_ЗАДАНИЕ 1:_ Воспроизведите часть фрагмента о рукописи Градовского, начиная со слов «В 1963–1964 гг. Бер» и заканчивая словами «прочитанных Марком фрагментов.».
_ЗАДАНИЕ 2:_ Перечислите всех людей, названных по имени или фамилии во фрагменте о рукописи Градовского.
_ЗАДАНИЕ 3:_ На каком языке, по словам Бера Марка, написан текст Градовского согласно фрагменту о его рукописи?

_ФРАГМЕНТ ДОКУМЕНТА:_
□ □ □ □

И второй: «История Ойшвица, Биркенау как рабочего лагеря вообще, и как места уничтожения миллионов людей, в частности, я думаю, будет очень мало передана миру. Немного через штатских людей, и я думаю, что мир уже знает сейчас об этих ужасах. Остальные, может быть, кто еще из поляков останется в живых благодаря какой бы то ни было случайности, или из лагерной элиты, которые занимают лучшие плацувки и ответственные […] может быть, благодаря им, в любом случае ответственность уже не так велика. По сравнению с процессом уничтожения в Биркенау поляков как и евреев […] те, которые уже находились в лагере […] видели, как все они погибли планомерно, сотни тысяч по приказу […] исполнение […] собственными братьями, арестантами […] были предупреждены на работе капо и бригадирами теперь […] которые […] живут […]»

4

Отметим, что и русский «дайджест-перевод» Миневич был выполнен в июле 1962 года и, следовательно, начат, скорее всего, в июне или весной. Налицо явный всплеск интереса к рукописи Градовского. Что послужило причиной или поводом для такого всплеска внимания к документу, практически проигнорированному советской стороной на Нюрнбергском процессе и пролежавшему безо всякого движения, изучения или иного употребления около 18 лет, в точности не известно. «Реакция» на майскую публикацию в газете «Фольксштимме»? Или, возможно, запрос из Германии в связи с подготовкой первого из четырех так называемых «Аушвицких процессов», начавшегося в 1963 году?[356]

В 1963–1964 гг. Бер Марк работал над совершенствованием своего перевода на польский и комментированием текстов Градовского. По его словам, та часть записной книжки, что поддается прочтению, понимается легко, а сам текст написан на очень хорошем литературном идише. В то же время он отметил в стиле Градовского склонность к германизмам и определенной цветистости[357]. Затем польский востоковед Роман Пытель проверил и заверил перевод Марка и стилистически его отредактировал; он даже сумел прочесть несколько не прочитанных Марком фрагментов.

□ □ □ □

_ИСХОДНЫЙ МАТЕРИАЛ:_

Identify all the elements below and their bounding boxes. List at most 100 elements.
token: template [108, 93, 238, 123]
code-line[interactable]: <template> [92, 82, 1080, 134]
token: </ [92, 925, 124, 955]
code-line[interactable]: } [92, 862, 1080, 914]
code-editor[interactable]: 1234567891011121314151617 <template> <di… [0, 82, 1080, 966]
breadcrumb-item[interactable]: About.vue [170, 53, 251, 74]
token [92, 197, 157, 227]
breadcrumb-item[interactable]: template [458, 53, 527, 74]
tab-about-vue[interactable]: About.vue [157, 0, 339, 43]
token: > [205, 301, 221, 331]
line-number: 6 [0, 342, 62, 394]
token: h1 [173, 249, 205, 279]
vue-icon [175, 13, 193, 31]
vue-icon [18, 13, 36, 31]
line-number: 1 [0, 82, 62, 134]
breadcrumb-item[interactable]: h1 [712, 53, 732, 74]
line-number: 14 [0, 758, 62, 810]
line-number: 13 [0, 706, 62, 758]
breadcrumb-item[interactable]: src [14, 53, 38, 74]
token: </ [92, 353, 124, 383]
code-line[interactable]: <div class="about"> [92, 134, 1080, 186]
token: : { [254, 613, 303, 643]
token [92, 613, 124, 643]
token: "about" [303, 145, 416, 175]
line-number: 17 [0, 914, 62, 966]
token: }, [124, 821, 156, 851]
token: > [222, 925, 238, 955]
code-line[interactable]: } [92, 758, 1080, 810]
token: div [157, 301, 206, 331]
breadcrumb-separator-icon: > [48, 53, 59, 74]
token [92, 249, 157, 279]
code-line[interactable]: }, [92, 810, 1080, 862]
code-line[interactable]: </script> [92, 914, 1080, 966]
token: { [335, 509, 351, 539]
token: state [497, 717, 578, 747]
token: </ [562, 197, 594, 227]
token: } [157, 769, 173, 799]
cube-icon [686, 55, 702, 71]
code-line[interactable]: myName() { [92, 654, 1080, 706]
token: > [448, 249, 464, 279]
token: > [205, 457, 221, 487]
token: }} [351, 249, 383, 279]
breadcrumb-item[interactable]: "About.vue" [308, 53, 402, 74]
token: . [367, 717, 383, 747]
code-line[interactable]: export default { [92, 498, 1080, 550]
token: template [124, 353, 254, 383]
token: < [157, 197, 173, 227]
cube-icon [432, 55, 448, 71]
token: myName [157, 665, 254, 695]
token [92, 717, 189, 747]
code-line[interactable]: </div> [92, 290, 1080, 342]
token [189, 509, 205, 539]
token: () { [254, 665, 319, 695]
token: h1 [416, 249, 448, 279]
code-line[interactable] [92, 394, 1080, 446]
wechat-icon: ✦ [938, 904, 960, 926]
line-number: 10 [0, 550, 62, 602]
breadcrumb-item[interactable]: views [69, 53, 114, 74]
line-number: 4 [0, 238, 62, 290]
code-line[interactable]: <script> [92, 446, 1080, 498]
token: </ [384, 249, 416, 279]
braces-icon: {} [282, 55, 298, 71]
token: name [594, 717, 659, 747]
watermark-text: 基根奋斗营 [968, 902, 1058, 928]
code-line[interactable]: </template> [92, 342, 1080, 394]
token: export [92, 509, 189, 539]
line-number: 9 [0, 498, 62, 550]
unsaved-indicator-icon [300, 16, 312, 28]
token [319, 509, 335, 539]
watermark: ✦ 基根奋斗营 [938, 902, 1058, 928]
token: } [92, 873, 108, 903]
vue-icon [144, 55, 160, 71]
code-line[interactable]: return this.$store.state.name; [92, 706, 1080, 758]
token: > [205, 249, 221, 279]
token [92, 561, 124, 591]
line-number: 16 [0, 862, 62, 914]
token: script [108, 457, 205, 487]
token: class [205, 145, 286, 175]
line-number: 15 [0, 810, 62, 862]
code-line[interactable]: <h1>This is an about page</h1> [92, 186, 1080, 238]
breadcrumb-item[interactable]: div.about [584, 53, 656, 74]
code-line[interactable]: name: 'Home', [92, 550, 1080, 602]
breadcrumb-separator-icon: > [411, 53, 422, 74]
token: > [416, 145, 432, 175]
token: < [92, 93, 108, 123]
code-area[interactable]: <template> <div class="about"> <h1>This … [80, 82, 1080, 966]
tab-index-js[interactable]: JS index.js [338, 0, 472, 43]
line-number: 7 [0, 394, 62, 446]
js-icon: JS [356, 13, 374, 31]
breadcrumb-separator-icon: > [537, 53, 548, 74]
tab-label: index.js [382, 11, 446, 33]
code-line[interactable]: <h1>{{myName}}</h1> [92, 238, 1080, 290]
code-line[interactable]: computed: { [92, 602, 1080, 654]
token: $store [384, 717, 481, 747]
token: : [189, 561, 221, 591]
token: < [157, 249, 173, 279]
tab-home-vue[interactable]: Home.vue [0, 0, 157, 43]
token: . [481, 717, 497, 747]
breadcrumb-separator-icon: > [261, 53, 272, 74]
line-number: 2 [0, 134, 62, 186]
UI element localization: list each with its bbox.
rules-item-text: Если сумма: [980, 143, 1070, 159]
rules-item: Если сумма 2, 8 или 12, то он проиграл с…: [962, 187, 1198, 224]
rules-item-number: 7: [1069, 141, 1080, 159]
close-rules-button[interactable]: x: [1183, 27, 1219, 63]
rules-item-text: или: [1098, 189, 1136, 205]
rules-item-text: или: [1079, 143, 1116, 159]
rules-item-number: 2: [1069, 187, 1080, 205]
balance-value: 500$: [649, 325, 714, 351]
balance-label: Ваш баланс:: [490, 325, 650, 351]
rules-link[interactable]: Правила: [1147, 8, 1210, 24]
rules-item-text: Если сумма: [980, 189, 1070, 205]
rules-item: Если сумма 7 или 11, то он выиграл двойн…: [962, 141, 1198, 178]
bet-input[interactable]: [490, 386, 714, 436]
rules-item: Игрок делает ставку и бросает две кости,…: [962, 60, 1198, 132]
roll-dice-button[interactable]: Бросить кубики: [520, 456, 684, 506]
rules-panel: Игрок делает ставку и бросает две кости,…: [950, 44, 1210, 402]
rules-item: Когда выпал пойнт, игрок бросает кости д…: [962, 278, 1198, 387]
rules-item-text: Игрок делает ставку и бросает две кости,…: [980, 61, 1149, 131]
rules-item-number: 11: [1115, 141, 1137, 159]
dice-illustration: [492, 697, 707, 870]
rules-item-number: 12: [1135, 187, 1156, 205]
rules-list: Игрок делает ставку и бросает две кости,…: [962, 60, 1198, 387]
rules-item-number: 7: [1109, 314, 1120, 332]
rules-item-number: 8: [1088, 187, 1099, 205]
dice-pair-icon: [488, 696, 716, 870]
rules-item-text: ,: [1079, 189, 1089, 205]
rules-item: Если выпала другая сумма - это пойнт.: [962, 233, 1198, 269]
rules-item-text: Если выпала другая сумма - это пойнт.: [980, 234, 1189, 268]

□ □ □ □

_ОТВЕТ 1:_
В 1963–1964 гг. Бер Марк работал над совершенствованием своего перевода на польский и комментированием текстов Градовского. По его словам, та часть записной книжки, что поддается прочтению, понимается легко, а сам текст написан на очень хорошем литературном идише. В то же время он отметил в стиле Градовского склонность к германизмам и определенной цветистости[357]. Затем польский востоковед Роман Пытель проверил и заверил перевод Марка и стилистически его отредактировал; он даже сумел прочесть несколько не прочитанных Марком фрагментов.

_ОТВЕТ 2:_ Миневич, Градовский, Бер Марк, Роман Пытель

_ОТВЕТ 3:_ На очень хорошем литературном идише.